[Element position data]
·····
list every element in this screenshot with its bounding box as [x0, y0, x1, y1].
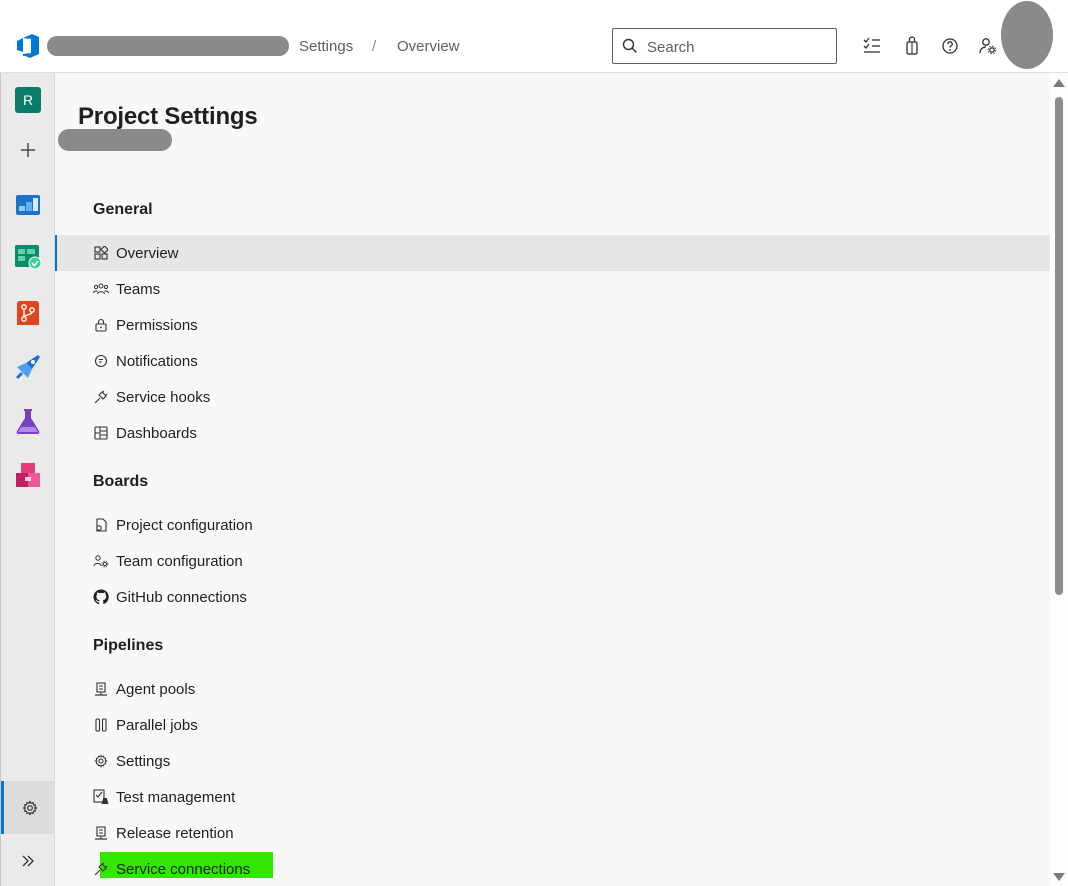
search-box[interactable] — [612, 28, 837, 64]
nav-item-label: Permissions — [116, 316, 198, 334]
nav-item-label: Service connections — [116, 860, 251, 878]
avatar[interactable] — [1001, 1, 1053, 69]
scroll-up-arrow-icon[interactable] — [1053, 79, 1065, 87]
plug-icon — [93, 861, 109, 877]
settings-navigation-pane: Project Settings General Overview Teams … — [55, 73, 1050, 886]
boards-hub-button[interactable] — [1, 237, 55, 277]
page-title: Project Settings — [78, 103, 258, 130]
expand-rail-button[interactable] — [1, 841, 55, 881]
nav-item-permissions[interactable]: Permissions — [55, 307, 1050, 343]
nav-item-label: Teams — [116, 280, 161, 298]
plug-icon — [93, 389, 109, 405]
nav-item-github-connections[interactable]: GitHub connections — [55, 579, 1050, 615]
left-navigation-rail: R — [0, 73, 55, 886]
nav-item-test-management[interactable]: Test management — [55, 779, 1050, 815]
teams-icon — [93, 281, 109, 297]
nav-item-dashboards[interactable]: Dashboards — [55, 415, 1050, 451]
section-boards-heading: Boards — [93, 473, 149, 490]
scroll-down-arrow-icon[interactable] — [1053, 873, 1065, 881]
nav-item-label: Test management — [116, 788, 236, 806]
search-input[interactable] — [647, 35, 827, 59]
overview-hub-button[interactable] — [1, 185, 55, 225]
nav-item-label: Settings — [116, 752, 171, 770]
github-icon — [93, 589, 109, 605]
nav-item-settings[interactable]: Settings — [55, 743, 1050, 779]
user-settings-icon[interactable] — [978, 36, 998, 56]
artifacts-hub-button[interactable] — [1, 455, 55, 495]
dashboard-icon — [93, 425, 109, 441]
nav-item-teams[interactable]: Teams — [55, 271, 1050, 307]
nav-item-label: Dashboards — [116, 424, 197, 442]
overview-hub-icon — [16, 195, 40, 215]
nav-item-label: Overview — [116, 244, 179, 262]
top-bar: Settings / Overview — [0, 0, 1068, 73]
pipelines-hub-button[interactable] — [1, 347, 55, 387]
plus-icon — [21, 143, 35, 157]
azure-devops-logo-icon[interactable] — [14, 32, 42, 60]
nav-item-label: GitHub connections — [116, 588, 247, 606]
nav-item-agent-pools[interactable]: Agent pools — [55, 671, 1050, 707]
work-items-icon[interactable] — [862, 36, 882, 56]
section-general-heading: General — [93, 201, 153, 218]
overview-icon — [93, 245, 109, 261]
nav-item-team-configuration[interactable]: Team configuration — [55, 543, 1050, 579]
test-plans-flask-icon — [16, 409, 40, 434]
nav-item-label: Team configuration — [116, 552, 243, 570]
help-icon[interactable] — [940, 36, 960, 56]
repos-hub-button[interactable] — [1, 293, 55, 333]
artifacts-hub-icon — [16, 463, 40, 487]
repos-hub-icon — [17, 301, 39, 325]
project-badge: R — [15, 87, 41, 113]
config-icon — [93, 517, 109, 533]
project-settings-button[interactable] — [1, 781, 55, 834]
marketplace-bag-icon[interactable] — [902, 36, 922, 56]
boards-hub-icon — [15, 245, 42, 270]
nav-item-service-connections[interactable]: Service connections — [55, 851, 1050, 886]
notification-icon — [93, 353, 109, 369]
project-avatar-button[interactable]: R — [1, 80, 55, 120]
nav-item-label: Notifications — [116, 352, 198, 370]
nav-item-parallel-jobs[interactable]: Parallel jobs — [55, 707, 1050, 743]
parallel-icon — [93, 717, 109, 733]
nav-item-label: Project configuration — [116, 516, 253, 534]
breadcrumb-separator: / — [372, 38, 377, 55]
gear-icon — [93, 753, 109, 769]
double-chevron-right-icon — [22, 855, 34, 867]
scroll-thumb[interactable] — [1055, 97, 1063, 595]
nav-item-overview[interactable]: Overview — [55, 235, 1050, 271]
team-config-icon — [93, 553, 109, 569]
nav-item-label: Service hooks — [116, 388, 211, 406]
lock-icon — [93, 317, 109, 333]
breadcrumb-settings[interactable]: Settings — [299, 38, 353, 55]
search-icon — [622, 38, 638, 54]
nav-item-notifications[interactable]: Notifications — [55, 343, 1050, 379]
agent-icon — [93, 681, 109, 697]
gear-icon — [21, 799, 38, 816]
test-icon — [93, 789, 109, 805]
nav-item-project-configuration[interactable]: Project configuration — [55, 507, 1050, 543]
nav-item-label: Agent pools — [116, 680, 196, 698]
agent-icon — [93, 825, 109, 841]
project-name-redacted — [58, 129, 172, 151]
breadcrumb-overview[interactable]: Overview — [397, 38, 460, 55]
pipelines-hub-icon — [16, 355, 40, 379]
new-project-button[interactable] — [1, 130, 55, 170]
vertical-scrollbar[interactable] — [1050, 73, 1068, 886]
section-pipelines-heading: Pipelines — [93, 637, 164, 654]
organization-name-redacted[interactable] — [47, 36, 289, 56]
nav-item-label: Release retention — [116, 824, 234, 842]
nav-item-release-retention[interactable]: Release retention — [55, 815, 1050, 851]
nav-item-label: Parallel jobs — [116, 716, 198, 734]
nav-item-service-hooks[interactable]: Service hooks — [55, 379, 1050, 415]
test-plans-hub-button[interactable] — [1, 401, 55, 441]
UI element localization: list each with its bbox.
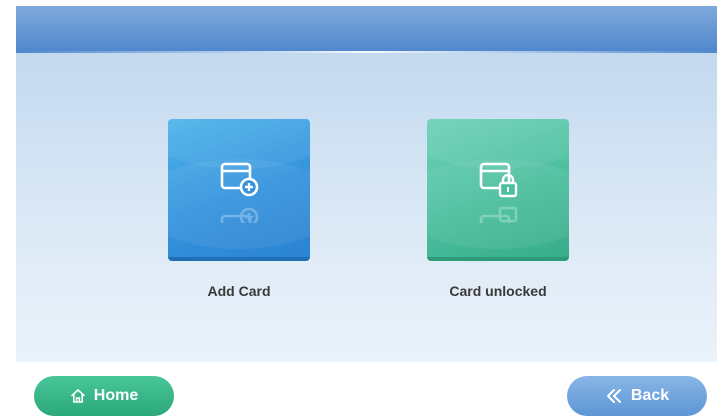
- back-button-label: Back: [630, 387, 670, 404]
- home-icon: [70, 388, 86, 404]
- card-plus-icon-reflection: [218, 203, 260, 223]
- main-panel: Add Card Card unlocked: [16, 53, 717, 362]
- card-lock-icon-reflection: [477, 203, 519, 223]
- card-plus-icon: [218, 159, 260, 201]
- screen: Add Card Card unlocked Home Back: [0, 0, 717, 420]
- double-chevron-left-icon: [605, 388, 623, 404]
- back-button[interactable]: Back: [567, 376, 707, 416]
- add-card-label: Add Card: [207, 283, 271, 299]
- header-bar: [16, 6, 717, 53]
- card-unlocked-label: Card unlocked: [449, 283, 547, 299]
- home-button[interactable]: Home: [34, 376, 174, 416]
- add-card-tile[interactable]: [168, 119, 310, 261]
- card-lock-icon: [477, 159, 519, 201]
- home-button-label: Home: [93, 387, 139, 404]
- card-unlocked-tile[interactable]: [427, 119, 569, 261]
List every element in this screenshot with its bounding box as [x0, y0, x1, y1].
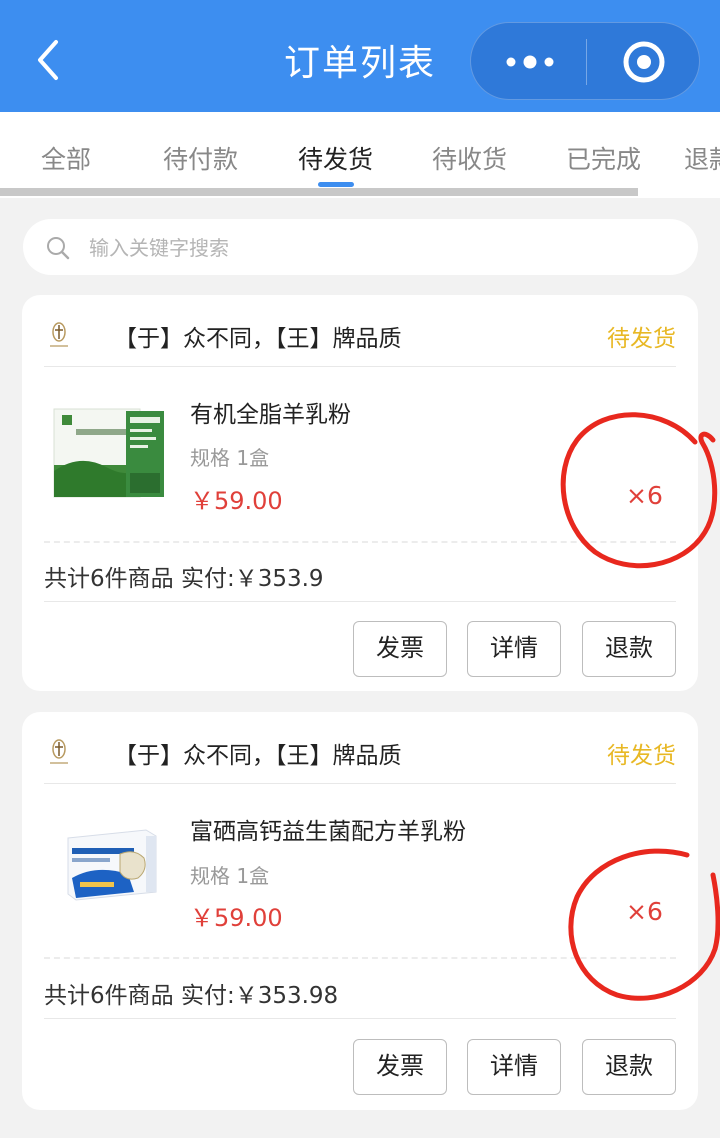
- search-input[interactable]: [87, 227, 671, 269]
- divider: [44, 366, 676, 367]
- product-image[interactable]: [50, 393, 168, 511]
- tabs-scrollbar[interactable]: [0, 188, 638, 196]
- shop-name[interactable]: 【于】众不同，【王】牌品质: [114, 319, 402, 353]
- shop-logo-icon: [50, 739, 68, 764]
- product-name[interactable]: 富硒高钙益生菌配方羊乳粉: [190, 812, 466, 846]
- detail-button[interactable]: 详情: [467, 621, 561, 677]
- tab-all[interactable]: 全部: [41, 140, 91, 176]
- divider: [44, 1018, 676, 1019]
- target-circle-icon: [623, 41, 665, 83]
- tab-refund[interactable]: 退款: [684, 140, 720, 176]
- shop-logo-icon: [50, 322, 68, 347]
- invoice-button[interactable]: 发票: [353, 1039, 447, 1095]
- tab-pending-shipment[interactable]: 待发货: [298, 140, 373, 176]
- divider: [44, 783, 676, 784]
- close-mini-program-button[interactable]: [609, 37, 679, 87]
- search-icon: [47, 237, 70, 260]
- tab-pending-payment[interactable]: 待付款: [163, 140, 238, 176]
- tab-pending-receipt[interactable]: 待收货: [432, 140, 507, 176]
- mini-program-capsule: [470, 22, 700, 100]
- order-summary: 共计6件商品 实付:￥353.98: [44, 983, 339, 1009]
- capsule-divider: [586, 39, 587, 85]
- refund-button[interactable]: 退款: [582, 1039, 676, 1095]
- tab-completed[interactable]: 已完成: [566, 140, 641, 176]
- annotation-circle-mark: [568, 848, 720, 1001]
- status-badge: 待发货: [607, 743, 676, 769]
- product-image[interactable]: [50, 808, 168, 926]
- product-spec: 规格 1盒: [190, 446, 270, 470]
- divider: [44, 601, 676, 602]
- more-dots-icon: [506, 55, 554, 69]
- detail-button[interactable]: 详情: [467, 1039, 561, 1095]
- annotation-circle-mark: [560, 412, 718, 569]
- shop-name[interactable]: 【于】众不同，【王】牌品质: [114, 736, 402, 770]
- product-price: ￥59.00: [190, 487, 283, 515]
- status-badge: 待发货: [607, 326, 676, 352]
- product-spec: 规格 1盒: [190, 864, 270, 888]
- order-status-tabs: 全部 待付款 待发货 待收货 已完成 退款: [0, 112, 720, 198]
- refund-button[interactable]: 退款: [582, 621, 676, 677]
- search-bar: [23, 219, 698, 275]
- product-price: ￥59.00: [190, 904, 283, 932]
- active-tab-indicator: [318, 182, 354, 187]
- more-button[interactable]: [491, 37, 569, 87]
- order-summary: 共计6件商品 实付:￥353.9: [44, 566, 324, 592]
- nav-bar: 订单列表: [0, 0, 720, 112]
- invoice-button[interactable]: 发票: [353, 621, 447, 677]
- product-name[interactable]: 有机全脂羊乳粉: [190, 395, 351, 429]
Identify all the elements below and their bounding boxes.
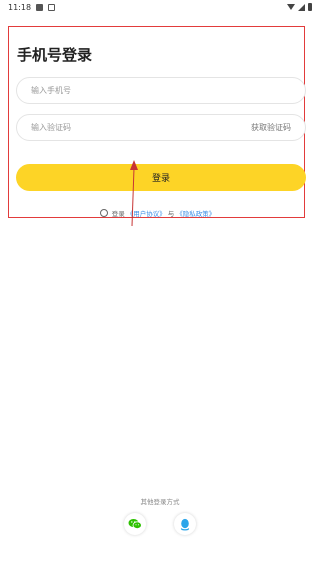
login-button[interactable]: 登录 [16,164,306,191]
code-input-wrapper[interactable]: 获取验证码 [16,114,306,141]
phone-input[interactable] [31,86,181,95]
qq-icon [180,518,190,530]
privacy-policy-link[interactable]: 《隐私政策》 [176,208,215,218]
agreement-radio[interactable] [99,209,108,217]
user-agreement-link[interactable]: 《用户协议》 [127,208,166,218]
qq-login-button[interactable] [174,513,196,535]
login-form-highlight: 手机号登录 获取验证码 登录 登录 《用户协议》 与 《隐私政策》 [8,26,306,218]
battery-icon [308,3,312,11]
agreement-prefix: 登录 [111,210,125,218]
wifi-icon [287,4,295,10]
get-code-button[interactable]: 获取验证码 [251,122,291,133]
phone-input-wrapper[interactable] [16,77,306,104]
agreement-row: 登录 《用户协议》 与 《隐私政策》 [9,208,306,218]
wechat-icon [128,519,142,529]
app-notification-icon [48,3,56,11]
status-bar: 11:18 [0,0,320,14]
gallery-notification-icon [36,3,44,11]
signal-icon [298,3,305,11]
verification-code-input[interactable] [31,123,181,132]
wechat-login-button[interactable] [124,513,146,535]
status-time: 11:18 [8,2,32,12]
other-login-title: 其他登录方式 [140,498,180,506]
page-title: 手机号登录 [17,46,93,64]
agreement-connector: 与 [167,210,175,218]
login-page: 11:18 手机号登录 获取验证码 登录 登录 《用户协议》 与 《隐私政策》 [0,0,320,568]
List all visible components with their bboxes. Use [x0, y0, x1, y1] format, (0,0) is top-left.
·····
Instruction: Copy out every line of the entries, word for word, from the line containing "search-box[interactable] — [612, 28, 837, 64]" down through the line containing "nav-item-label: Dashboards —", including both of those lines.

The response:
search-box[interactable] — [612, 28, 837, 64]
nav-item-label: Permissions — [116, 316, 198, 334]
nav-item-label: Service connections — [116, 860, 251, 878]
avatar[interactable] — [1001, 1, 1053, 69]
scroll-up-arrow-icon[interactable] — [1053, 79, 1065, 87]
plug-icon — [93, 861, 109, 877]
settings-navigation-pane: Project Settings General Overview Teams … — [55, 73, 1050, 886]
boards-hub-button[interactable] — [1, 237, 55, 277]
page-title: Project Settings — [78, 103, 258, 130]
expand-rail-button[interactable] — [1, 841, 55, 881]
nav-item-permissions[interactable]: Permissions — [55, 307, 1050, 343]
nav-item-label: Teams — [116, 280, 161, 298]
plug-icon — [93, 389, 109, 405]
nav-item-github-connections[interactable]: GitHub connections — [55, 579, 1050, 615]
left-navigation-rail: R — [0, 73, 55, 886]
nav-item-test-management[interactable]: Test management — [55, 779, 1050, 815]
teams-icon — [93, 281, 109, 297]
nav-item-dashboards[interactable]: Dashboards — [55, 415, 1050, 451]
section-boards-heading: Boards — [93, 473, 149, 490]
scroll-down-arrow-icon[interactable] — [1053, 873, 1065, 881]
nav-item-label: Test management — [116, 788, 236, 806]
search-input[interactable] — [647, 35, 827, 59]
overview-hub-button[interactable] — [1, 185, 55, 225]
nav-item-label: Settings — [116, 752, 171, 770]
github-icon — [93, 589, 109, 605]
nav-item-settings[interactable]: Settings — [55, 743, 1050, 779]
user-settings-icon[interactable] — [978, 36, 998, 56]
artifacts-hub-button[interactable] — [1, 455, 55, 495]
dashboard-icon — [93, 425, 109, 441]
nav-item-teams[interactable]: Teams — [55, 271, 1050, 307]
nav-item-label: Dashboards — [116, 424, 197, 442]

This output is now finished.